─── Data rows

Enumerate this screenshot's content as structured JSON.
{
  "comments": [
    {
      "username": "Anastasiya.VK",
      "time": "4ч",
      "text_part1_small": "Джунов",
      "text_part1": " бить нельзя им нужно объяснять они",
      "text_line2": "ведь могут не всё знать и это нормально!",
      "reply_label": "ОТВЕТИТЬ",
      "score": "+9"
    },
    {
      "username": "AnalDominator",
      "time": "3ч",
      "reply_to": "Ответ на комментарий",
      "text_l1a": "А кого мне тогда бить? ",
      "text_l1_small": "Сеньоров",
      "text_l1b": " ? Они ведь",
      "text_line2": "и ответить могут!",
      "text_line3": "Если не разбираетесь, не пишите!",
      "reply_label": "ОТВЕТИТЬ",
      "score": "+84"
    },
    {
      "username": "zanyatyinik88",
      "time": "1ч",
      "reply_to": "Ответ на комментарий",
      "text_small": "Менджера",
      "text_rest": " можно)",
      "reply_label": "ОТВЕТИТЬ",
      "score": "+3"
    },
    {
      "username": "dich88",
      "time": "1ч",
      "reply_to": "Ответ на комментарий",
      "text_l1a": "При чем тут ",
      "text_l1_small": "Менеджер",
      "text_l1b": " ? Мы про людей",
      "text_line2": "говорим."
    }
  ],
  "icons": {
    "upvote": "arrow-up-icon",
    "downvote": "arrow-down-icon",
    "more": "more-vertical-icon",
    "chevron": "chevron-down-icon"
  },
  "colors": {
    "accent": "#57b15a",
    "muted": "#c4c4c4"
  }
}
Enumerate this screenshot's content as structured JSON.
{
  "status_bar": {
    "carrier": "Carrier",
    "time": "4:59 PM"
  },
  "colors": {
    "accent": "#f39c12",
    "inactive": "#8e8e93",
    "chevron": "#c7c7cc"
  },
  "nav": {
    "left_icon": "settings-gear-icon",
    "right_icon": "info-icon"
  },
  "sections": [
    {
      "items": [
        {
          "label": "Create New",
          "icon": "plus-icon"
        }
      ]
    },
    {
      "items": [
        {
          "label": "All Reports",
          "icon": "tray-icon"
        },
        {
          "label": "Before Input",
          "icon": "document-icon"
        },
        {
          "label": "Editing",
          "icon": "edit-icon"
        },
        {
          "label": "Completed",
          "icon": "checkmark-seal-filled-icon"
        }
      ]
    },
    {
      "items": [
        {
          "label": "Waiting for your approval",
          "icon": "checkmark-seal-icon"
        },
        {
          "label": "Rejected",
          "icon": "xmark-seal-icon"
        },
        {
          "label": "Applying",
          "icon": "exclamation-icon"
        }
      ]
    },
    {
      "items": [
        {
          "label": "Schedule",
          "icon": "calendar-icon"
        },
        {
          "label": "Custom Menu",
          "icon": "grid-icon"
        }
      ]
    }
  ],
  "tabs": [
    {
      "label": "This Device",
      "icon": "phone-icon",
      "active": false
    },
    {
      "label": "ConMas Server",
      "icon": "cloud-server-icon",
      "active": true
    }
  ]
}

──────

Short task: Output the lines above verbatim and in full.

Output below:
Enumerate this screenshot's content as structured JSON.
{
  "comments": [
    {
      "username": "Anastasiya.VK",
      "time": "4ч",
      "text_part1_small": "Джунов",
      "text_part1": " бить нельзя им нужно объяснять они",
      "text_line2": "ведь могут не всё знать и это нормально!",
      "reply_label": "ОТВЕТИТЬ",
      "score": "+9"
    },
    {
      "username": "AnalDominator",
      "time": "3ч",
      "reply_to": "Ответ на комментарий",
      "text_l1a": "А кого мне тогда бить? ",
      "text_l1_small": "Сеньоров",
      "text_l1b": " ? Они ведь",
      "text_line2": "и ответить могут!",
      "text_line3": "Если не разбираетесь, не пишите!",
      "reply_label": "ОТВЕТИТЬ",
      "score": "+84"
    },
    {
      "username": "zanyatyinik88",
      "time": "1ч",
      "reply_to": "Ответ на комментарий",
      "text_small": "Менджера",
      "text_rest": " можно)",
      "reply_label": "ОТВЕТИТЬ",
      "score": "+3"
    },
    {
      "username": "dich88",
      "time": "1ч",
      "reply_to": "Ответ на комментарий",
      "text_l1a": "При чем тут ",
      "text_l1_small": "Менеджер",
      "text_l1b": " ? Мы про людей",
      "text_line2": "говорим."
    }
  ],
  "icons": {
    "upvote": "arrow-up-icon",
    "downvote": "arrow-down-icon",
    "more": "more-vertical-icon",
    "chevron": "chevron-down-icon"
  },
  "colors": {
    "accent": "#57b15a",
    "muted": "#c4c4c4"
  }
}
Enumerate this screenshot's content as structured JSON.
{
  "status_bar": {
    "carrier": "Carrier",
    "time": "4:59 PM"
  },
  "colors": {
    "accent": "#f39c12",
    "inactive": "#8e8e93",
    "chevron": "#c7c7cc"
  },
  "nav": {
    "left_icon": "settings-gear-icon",
    "right_icon": "info-icon"
  },
  "sections": [
    {
      "items": [
        {
          "label": "Create New",
          "icon": "plus-icon"
        }
      ]
    },
    {
      "items": [
        {
          "label": "All Reports",
          "icon": "tray-icon"
        },
        {
          "label": "Before Input",
          "icon": "document-icon"
        },
        {
          "label": "Editing",
          "icon": "edit-icon"
        },
        {
          "label": "Completed",
          "icon": "checkmark-seal-filled-icon"
        }
      ]
    },
    {
      "items": [
        {
          "label": "Waiting for your approval",
          "icon": "checkmark-seal-icon"
        },
        {
          "label": "Rejected",
          "icon": "xmark-seal-icon"
        },
        {
          "label": "Applying",
          "icon": "exclamation-icon"
        }
      ]
    },
    {
      "items": [
        {
          "label": "Schedule",
          "icon": "calendar-icon"
        },
        {
          "label": "Custom Menu",
          "icon": "grid-icon"
        }
      ]
    }
  ],
  "tabs": [
    {
      "label": "This Device",
      "icon": "phone-icon",
      "active": false
    },
    {
      "label": "ConMas Server",
      "icon": "cloud-server-icon",
      "active": true
    }
  ]
}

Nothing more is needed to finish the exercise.